Text excerpt:

[BEGIN]

Tag Archives: 18th century


I’ve been speaking to author Carmen Stevens who has been telling me about her historical drama Anne.

Anne is set in 18th Century London, one of my favourite periods in history, can you tell us about this time and in particular about the setting for the book?
 I really like this period in English history as well. I myself love England, although I haven’t been there yet. I’m especially fascinated with its history. I’ve also researched England and its history thoroughly, especially for the background of my novel. And from what my research has revealed to me, I believe that 18th century England was either a great time or a bad time depending on one’s social class. If you were first or second class, I imagine that life was pretty good and others treated you with favor and respect. However, if you were third class, I imagine that life was pretty difficult. I have reason to believe that many poor people were homeless or almost homeless during this time, begged for food from those who were better off, and resided in the dirty slums of big cities like London. And this setting is exactly where my titular character, Anne, finds herself in the beginning of the story. By the time she’s twelve years of age, Anne is homeless and alone on the dark side of London, in the slums. Her mother had died giving birth to her, and because of this loss, her father became insane, hated Anne, and treated her violently. When Anne is twelve years old, her father, an alcoholic, kills himself by burning down their home, and Anne is immediately homeless, poor, and alone.
Anne is the star of your novel, she seems a wilful young woman, can you tell us more about her?

[END]

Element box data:
[BEGIN]

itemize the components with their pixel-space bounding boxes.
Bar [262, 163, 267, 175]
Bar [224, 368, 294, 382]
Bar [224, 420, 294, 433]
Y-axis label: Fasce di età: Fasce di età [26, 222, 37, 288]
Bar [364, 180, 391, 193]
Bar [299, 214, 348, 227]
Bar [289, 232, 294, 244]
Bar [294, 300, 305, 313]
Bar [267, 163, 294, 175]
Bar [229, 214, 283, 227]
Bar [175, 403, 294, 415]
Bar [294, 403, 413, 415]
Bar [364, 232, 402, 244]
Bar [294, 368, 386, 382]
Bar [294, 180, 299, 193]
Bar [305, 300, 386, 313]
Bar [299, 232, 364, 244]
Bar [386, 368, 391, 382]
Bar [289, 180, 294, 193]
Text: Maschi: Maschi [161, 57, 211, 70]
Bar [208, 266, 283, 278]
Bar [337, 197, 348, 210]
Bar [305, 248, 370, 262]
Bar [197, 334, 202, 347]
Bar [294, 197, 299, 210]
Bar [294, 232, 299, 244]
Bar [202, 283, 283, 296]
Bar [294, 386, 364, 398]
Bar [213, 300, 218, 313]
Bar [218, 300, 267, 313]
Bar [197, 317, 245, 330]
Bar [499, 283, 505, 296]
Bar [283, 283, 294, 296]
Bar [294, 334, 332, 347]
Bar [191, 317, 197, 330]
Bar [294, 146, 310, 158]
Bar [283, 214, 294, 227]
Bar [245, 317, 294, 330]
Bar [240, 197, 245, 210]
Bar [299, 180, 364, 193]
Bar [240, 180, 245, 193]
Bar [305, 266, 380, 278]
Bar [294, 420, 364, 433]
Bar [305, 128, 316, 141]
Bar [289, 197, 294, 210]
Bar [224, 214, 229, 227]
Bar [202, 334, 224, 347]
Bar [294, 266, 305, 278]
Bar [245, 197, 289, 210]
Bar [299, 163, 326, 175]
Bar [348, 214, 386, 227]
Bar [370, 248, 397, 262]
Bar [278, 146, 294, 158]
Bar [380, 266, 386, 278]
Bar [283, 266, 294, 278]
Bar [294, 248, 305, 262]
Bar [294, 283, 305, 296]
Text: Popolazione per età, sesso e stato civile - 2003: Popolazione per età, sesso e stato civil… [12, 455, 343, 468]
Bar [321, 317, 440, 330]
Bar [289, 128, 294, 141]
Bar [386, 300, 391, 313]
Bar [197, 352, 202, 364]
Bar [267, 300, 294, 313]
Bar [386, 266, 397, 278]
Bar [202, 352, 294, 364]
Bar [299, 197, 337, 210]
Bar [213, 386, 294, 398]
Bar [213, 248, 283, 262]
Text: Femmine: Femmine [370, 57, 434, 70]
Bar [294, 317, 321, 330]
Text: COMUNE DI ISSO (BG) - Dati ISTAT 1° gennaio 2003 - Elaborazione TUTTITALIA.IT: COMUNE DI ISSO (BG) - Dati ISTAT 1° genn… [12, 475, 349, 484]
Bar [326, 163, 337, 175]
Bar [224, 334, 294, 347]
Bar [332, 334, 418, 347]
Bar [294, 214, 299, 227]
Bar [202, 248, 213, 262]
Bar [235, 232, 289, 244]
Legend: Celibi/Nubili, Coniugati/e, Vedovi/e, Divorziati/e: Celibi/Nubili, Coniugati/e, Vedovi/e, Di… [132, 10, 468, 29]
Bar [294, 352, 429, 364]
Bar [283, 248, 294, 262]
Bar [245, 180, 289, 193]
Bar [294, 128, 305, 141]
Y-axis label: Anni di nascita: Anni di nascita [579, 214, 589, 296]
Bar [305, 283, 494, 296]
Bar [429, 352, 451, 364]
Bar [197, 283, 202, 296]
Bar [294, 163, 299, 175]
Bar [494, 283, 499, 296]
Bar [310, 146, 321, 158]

[END]

Written request 1: From the interview about the novel Anne, copy the part that opens with the words containing "Anne is set" and closes with "for the book?".
Written request 2:
Answer these questions from the interview about the novel Anne:
(a) In which city and century is the novel set?
(b) How old is Anne when she becomes homeless?
(c) How did Anne's mother die?
This data has no connection to the interview about the novel Anne.

Task answer 1:
Anne is set in 18th Century London, one of my favourite periods in history, can you tell us about this time and in particular about the setting for the book?

Task answer 2:
(a) London, in the 18th century
(b) Twelve
(c) She died giving birth to Anne.